:: What the task asks ::
Go over the entries below line by line, copying each one that contains the word "节约四个一".

-- Begin Extracted entries --

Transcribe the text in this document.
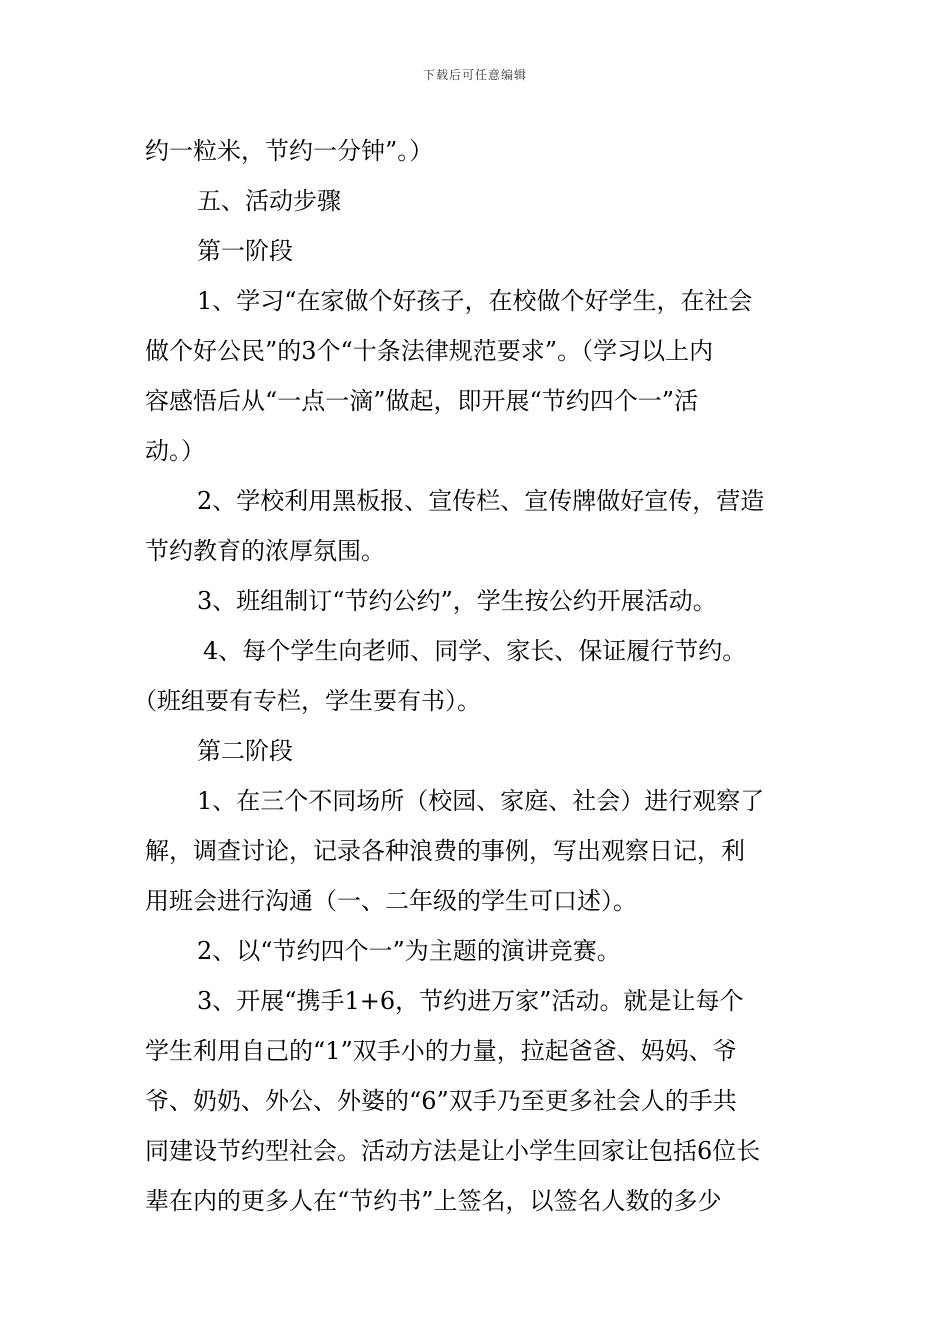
下载后可任意编辑
约一粒米，节约一分钟”。）
五、活动步骤
第一阶段
1、学习“在家做个好孩子，在校做个好学生，在社会
做个好公民”的3个“十条法律规范要求”。（学习以上内
容感悟后从“一点一滴”做起，即开展“节约四个一”活
动。）
2、学校利用黑板报、宣传栏、宣传牌做好宣传，营造
节约教育的浓厚氛围。
3、班组制订“节约公约”，学生按公约开展活动。
4、每个学生向老师、同学、家长、保证履行节约。
（班组要有专栏，学生要有书）。
第二阶段
1、在三个不同场所（校园、家庭、社会）进行观察了
解，调查讨论，记录各种浪费的事例，写出观察日记，利
用班会进行沟通（一、二年级的学生可口述）。
2、以“节约四个一”为主题的演讲竞赛。
3、开展“携手1+6，节约进万家”活动。就是让每个
学生利用自己的“1”双手小的力量，拉起爸爸、妈妈、爷
爷、奶奶、外公、外婆的“6”双手乃至更多社会人的手共
同建设节约型社会。活动方法是让小学生回家让包括6位长
辈在内的更多人在“节约书”上签名，以签名人数的多少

-- End Extracted entries --

:: Result of the exercise ::
容感悟后从“一点一滴”做起，即开展“节约四个一”活
2、以“节约四个一”为主题的演讲竞赛。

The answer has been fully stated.